▸ Request
Go through the data below. Pull out every line that has the word "page".

— start Materials provided —

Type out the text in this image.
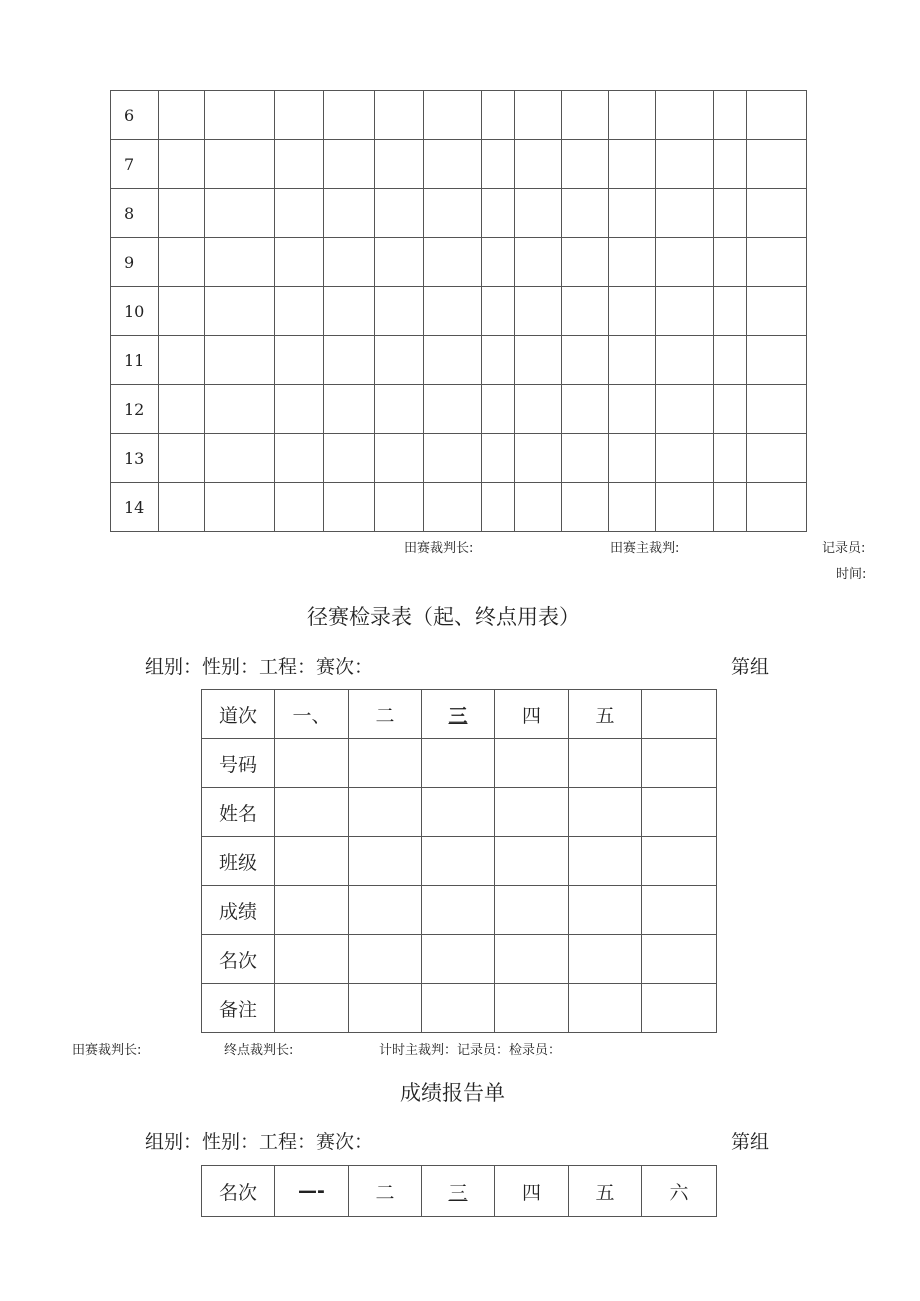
6													
7													
8													
9													
10													
11													
12													
13													
14													
田赛裁判长:	田赛主裁判:	记录员:
时间:
径赛检录表（起、终点用表）
组别：性别：工程：赛次：	第组
道次	一、	二	三	四	五	
号码						
姓名						
班级						
成绩						
名次						
备注						
田赛裁判长:	终点裁判长:	计时主裁判：记录员：检录员：
成绩报告单
组别：性别：工程：赛次：	第组
名次	—-	二	三	四	五	六
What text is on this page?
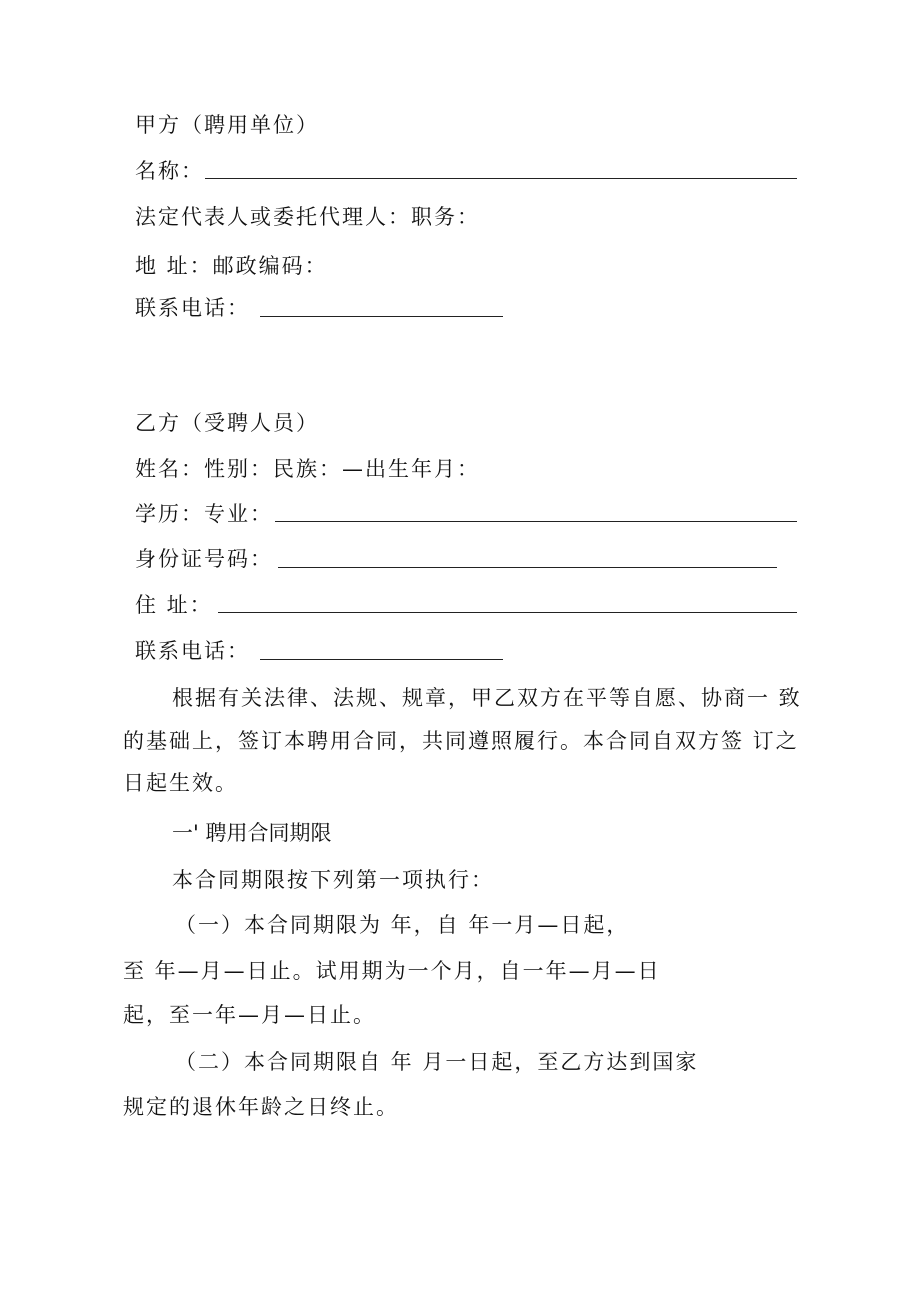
甲方（聘用单位）
名称：
法定代表人或委托代理人：职务：
地 址：邮政编码：
联系电话：
乙方（受聘人员）
姓名：性别：民族：—出生年月：
学历：专业：
身份证号码：
住 址：
联系电话：
根据有关法律、法规、规章，甲乙双方在平等自愿、协商一 致
的基础上，签订本聘用合同，共同遵照履行。本合同自双方签 订之
日起生效。
一' 聘用合同期限
本合同期限按下列第一项执行：
（一）本合同期限为 年，自 年一月—日起，
至 年—月—日止。试用期为一个月，自一年—月—日
起，至一年—月—日止。
（二）本合同期限自 年 月一日起，至乙方达到国家
规定的退休年龄之日终止。
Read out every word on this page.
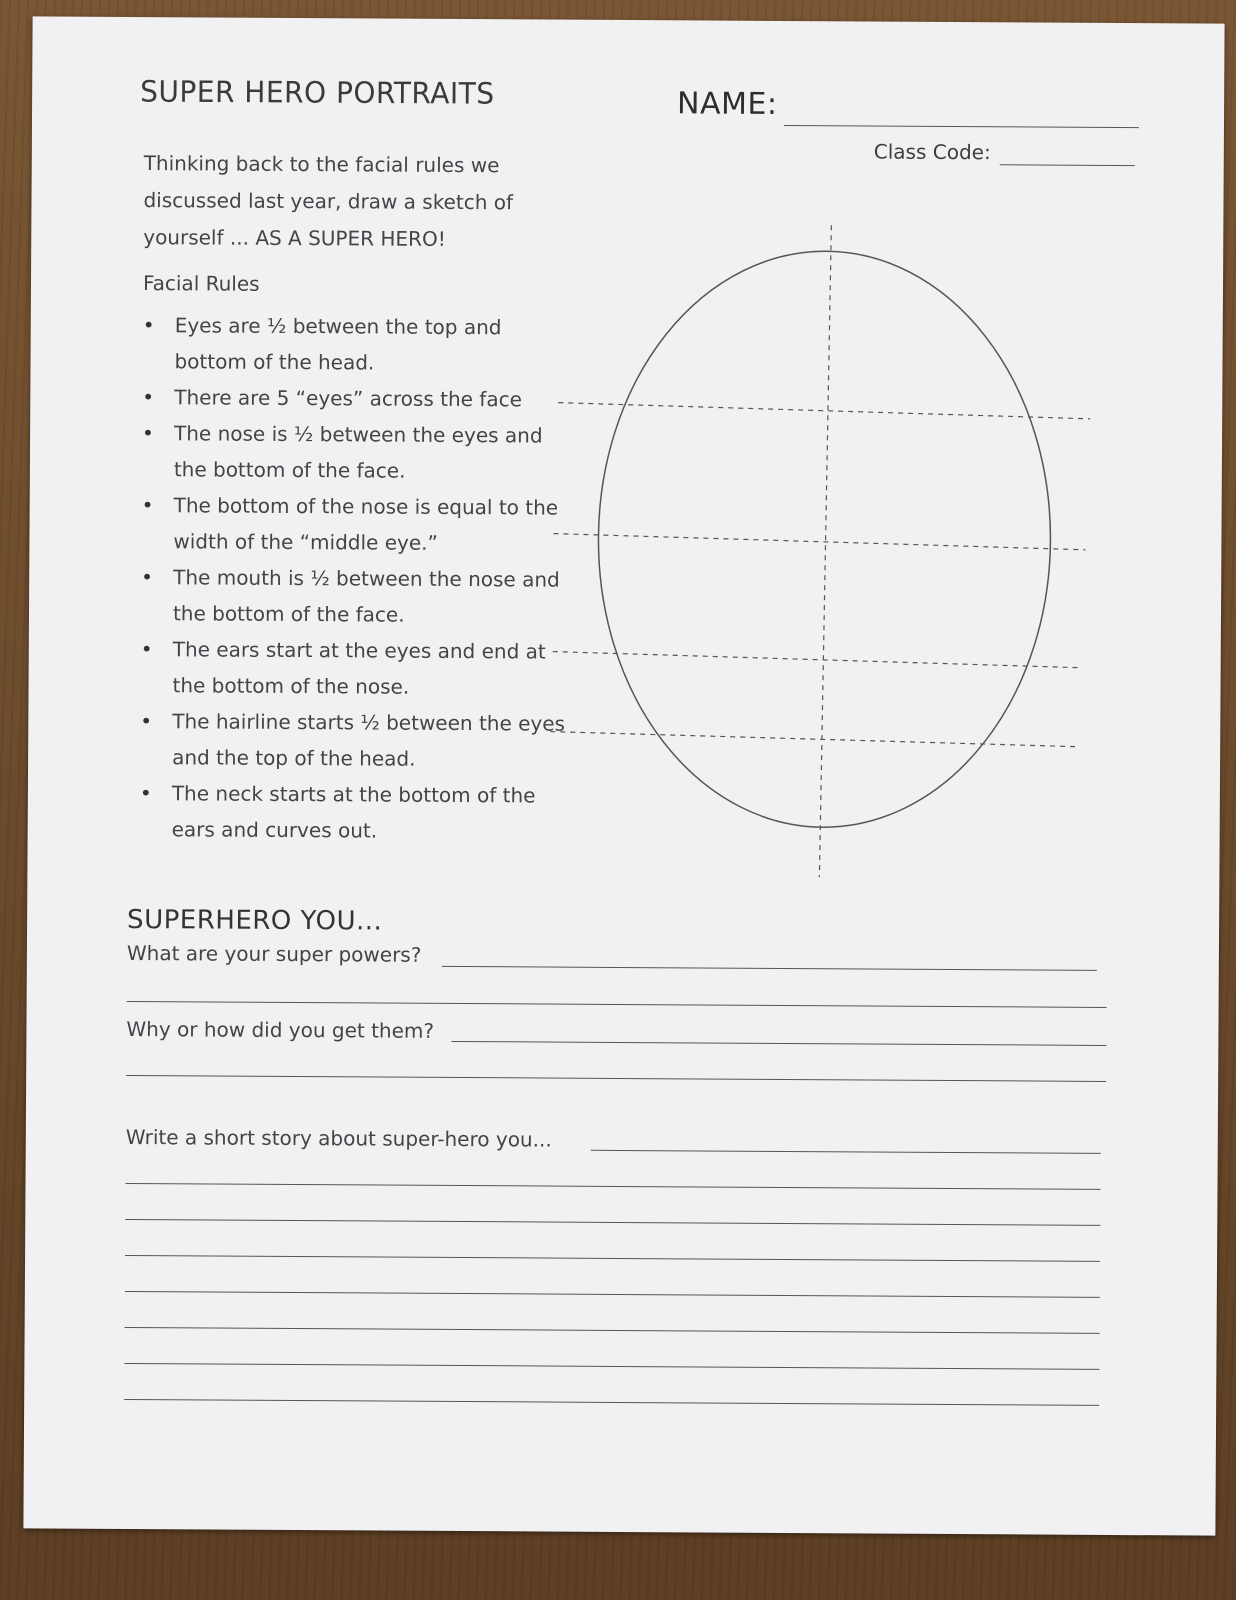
SUPER HERO PORTRAITS	NAME:
Class Code:
Thinking back to the facial rules we discussed last year, draw a sketch of yourself ... AS A SUPER HERO!
Facial Rules
• Eyes are ½ between the top and bottom of the head.
• There are 5 “eyes” across the face
• The nose is ½ between the eyes and the bottom of the face.
• The bottom of the nose is equal to the width of the “middle eye.”
• The mouth is ½ between the nose and the bottom of the face.
• The ears start at the eyes and end at the bottom of the nose.
• The hairline starts ½ between the eyes and the top of the head.
• The neck starts at the bottom of the ears and curves out.
SUPERHERO YOU...
What are your super powers?
Why or how did you get them?
Write a short story about super-hero you...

— end Materials provided —

▸ Answer to this problem
What text is on this page?
Read out every word on this page.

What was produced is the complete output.